● **TASK TO COMPLETE**:
What lines of the data hold the string "свободы"? Pull each one out.

----- RECORDS FOR THIS TASK

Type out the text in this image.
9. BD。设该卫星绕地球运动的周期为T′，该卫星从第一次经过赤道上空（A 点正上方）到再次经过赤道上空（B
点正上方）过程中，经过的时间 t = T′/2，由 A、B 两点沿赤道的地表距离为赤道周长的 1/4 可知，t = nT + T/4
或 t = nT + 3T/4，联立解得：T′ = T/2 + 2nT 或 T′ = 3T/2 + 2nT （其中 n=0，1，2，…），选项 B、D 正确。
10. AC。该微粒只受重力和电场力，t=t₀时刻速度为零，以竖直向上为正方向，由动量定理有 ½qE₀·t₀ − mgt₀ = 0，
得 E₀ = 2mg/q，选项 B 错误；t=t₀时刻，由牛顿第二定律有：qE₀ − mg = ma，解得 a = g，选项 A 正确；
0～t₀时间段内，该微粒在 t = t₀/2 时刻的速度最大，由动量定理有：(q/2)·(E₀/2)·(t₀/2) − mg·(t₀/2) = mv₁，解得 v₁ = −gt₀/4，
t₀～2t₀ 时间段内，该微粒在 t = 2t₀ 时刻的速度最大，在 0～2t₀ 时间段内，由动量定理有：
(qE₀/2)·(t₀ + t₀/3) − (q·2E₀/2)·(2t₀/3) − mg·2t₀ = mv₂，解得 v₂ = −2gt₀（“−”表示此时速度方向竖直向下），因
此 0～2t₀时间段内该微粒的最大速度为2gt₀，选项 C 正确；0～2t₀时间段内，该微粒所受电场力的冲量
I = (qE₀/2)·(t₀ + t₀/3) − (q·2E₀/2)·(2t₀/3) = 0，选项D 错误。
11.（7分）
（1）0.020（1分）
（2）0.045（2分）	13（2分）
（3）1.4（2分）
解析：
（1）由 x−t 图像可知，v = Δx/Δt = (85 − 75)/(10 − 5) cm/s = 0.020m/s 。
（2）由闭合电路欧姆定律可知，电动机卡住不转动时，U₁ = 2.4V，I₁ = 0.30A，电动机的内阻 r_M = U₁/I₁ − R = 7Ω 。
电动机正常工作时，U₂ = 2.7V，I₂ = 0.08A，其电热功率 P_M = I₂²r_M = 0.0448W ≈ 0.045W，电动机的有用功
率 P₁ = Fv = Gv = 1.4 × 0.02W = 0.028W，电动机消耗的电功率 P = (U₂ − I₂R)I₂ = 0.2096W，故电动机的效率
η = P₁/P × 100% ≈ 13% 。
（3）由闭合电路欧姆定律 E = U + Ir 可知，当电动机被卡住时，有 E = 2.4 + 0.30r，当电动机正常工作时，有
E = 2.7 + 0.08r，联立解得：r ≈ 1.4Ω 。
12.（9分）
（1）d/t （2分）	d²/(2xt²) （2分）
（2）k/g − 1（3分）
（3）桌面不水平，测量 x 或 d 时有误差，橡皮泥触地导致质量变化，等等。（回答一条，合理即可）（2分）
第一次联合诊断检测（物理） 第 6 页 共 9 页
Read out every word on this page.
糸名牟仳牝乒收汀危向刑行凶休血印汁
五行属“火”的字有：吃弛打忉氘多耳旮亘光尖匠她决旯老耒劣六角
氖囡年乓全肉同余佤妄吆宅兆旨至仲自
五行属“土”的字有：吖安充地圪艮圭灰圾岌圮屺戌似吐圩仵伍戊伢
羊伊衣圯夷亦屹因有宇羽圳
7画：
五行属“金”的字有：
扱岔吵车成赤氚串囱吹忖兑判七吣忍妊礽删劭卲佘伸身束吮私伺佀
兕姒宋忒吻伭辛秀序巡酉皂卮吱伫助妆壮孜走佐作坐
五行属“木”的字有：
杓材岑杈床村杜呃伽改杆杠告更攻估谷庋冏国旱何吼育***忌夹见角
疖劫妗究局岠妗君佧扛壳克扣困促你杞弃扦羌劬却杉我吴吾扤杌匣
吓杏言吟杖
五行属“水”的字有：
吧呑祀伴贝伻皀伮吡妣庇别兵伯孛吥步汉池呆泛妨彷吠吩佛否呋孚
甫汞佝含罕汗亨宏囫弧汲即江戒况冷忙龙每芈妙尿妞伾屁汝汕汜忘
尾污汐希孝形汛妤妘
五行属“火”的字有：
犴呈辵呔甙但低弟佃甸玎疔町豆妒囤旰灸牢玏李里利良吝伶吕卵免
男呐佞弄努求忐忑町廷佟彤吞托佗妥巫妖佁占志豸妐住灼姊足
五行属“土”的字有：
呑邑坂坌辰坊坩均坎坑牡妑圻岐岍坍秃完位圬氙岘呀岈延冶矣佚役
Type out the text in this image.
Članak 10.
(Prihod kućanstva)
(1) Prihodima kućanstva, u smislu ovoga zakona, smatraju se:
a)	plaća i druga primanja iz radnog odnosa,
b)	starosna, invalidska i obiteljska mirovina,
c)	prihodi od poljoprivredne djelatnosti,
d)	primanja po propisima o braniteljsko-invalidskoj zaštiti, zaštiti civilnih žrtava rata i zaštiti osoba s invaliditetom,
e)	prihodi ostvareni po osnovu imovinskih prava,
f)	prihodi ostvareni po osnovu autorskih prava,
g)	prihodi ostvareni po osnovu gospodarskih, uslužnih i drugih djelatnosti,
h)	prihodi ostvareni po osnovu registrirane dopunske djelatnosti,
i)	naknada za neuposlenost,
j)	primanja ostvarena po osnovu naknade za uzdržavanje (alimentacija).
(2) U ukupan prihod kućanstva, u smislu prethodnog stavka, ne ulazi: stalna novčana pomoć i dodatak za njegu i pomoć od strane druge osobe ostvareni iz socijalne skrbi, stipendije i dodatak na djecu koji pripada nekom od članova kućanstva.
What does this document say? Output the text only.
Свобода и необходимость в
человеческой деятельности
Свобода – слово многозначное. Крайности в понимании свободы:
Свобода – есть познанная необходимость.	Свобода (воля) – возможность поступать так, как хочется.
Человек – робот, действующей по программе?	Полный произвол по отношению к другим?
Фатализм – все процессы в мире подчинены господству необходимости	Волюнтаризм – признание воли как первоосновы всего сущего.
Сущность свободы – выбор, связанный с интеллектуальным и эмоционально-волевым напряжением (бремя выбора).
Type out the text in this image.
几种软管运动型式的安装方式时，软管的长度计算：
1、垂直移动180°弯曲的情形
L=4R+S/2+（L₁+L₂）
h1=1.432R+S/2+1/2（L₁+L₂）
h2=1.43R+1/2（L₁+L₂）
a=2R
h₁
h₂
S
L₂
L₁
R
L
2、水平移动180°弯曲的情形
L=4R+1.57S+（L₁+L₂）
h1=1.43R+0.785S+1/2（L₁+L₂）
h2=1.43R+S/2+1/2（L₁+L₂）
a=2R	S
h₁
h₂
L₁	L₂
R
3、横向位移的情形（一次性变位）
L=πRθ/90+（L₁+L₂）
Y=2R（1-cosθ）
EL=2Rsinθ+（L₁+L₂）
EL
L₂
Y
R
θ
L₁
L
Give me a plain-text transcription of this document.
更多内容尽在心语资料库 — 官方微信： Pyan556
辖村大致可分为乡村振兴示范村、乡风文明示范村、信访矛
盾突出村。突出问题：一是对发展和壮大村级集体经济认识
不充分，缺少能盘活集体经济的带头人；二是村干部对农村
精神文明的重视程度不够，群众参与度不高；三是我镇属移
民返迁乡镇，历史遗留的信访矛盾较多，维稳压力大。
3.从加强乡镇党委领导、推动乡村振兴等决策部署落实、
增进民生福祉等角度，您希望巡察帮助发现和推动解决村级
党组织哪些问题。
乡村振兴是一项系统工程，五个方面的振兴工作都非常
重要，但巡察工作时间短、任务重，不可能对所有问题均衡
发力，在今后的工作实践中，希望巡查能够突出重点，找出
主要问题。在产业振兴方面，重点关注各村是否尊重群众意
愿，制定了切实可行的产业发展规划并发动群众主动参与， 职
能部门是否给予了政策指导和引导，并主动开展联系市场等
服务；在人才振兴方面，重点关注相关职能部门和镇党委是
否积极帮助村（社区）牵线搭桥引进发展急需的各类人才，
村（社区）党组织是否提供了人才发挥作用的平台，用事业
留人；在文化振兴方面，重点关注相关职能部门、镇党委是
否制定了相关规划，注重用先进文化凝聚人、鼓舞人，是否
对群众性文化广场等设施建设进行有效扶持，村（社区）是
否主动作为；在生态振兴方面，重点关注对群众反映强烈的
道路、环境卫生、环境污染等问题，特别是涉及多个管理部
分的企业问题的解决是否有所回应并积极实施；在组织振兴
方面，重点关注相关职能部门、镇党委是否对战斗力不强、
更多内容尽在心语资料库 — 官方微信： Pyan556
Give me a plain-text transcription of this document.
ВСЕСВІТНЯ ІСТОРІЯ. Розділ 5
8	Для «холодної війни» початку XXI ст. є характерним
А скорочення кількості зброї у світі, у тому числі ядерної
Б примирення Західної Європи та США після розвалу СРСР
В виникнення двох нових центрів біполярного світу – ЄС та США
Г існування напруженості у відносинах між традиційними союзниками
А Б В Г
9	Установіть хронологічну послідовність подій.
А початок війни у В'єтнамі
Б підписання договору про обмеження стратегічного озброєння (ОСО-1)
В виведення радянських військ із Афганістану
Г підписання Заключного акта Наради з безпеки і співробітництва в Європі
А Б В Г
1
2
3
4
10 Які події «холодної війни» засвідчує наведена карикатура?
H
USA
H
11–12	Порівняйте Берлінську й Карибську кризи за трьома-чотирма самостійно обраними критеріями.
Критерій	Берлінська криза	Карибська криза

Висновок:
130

----------

● **EXERCISE RESULT**:
Свобода – слово многозначное. Крайности в понимании свободы:
Сущность свободы – выбор, связанный с интеллектуальным и эмоционально-волевым напряжением (бремя выбора).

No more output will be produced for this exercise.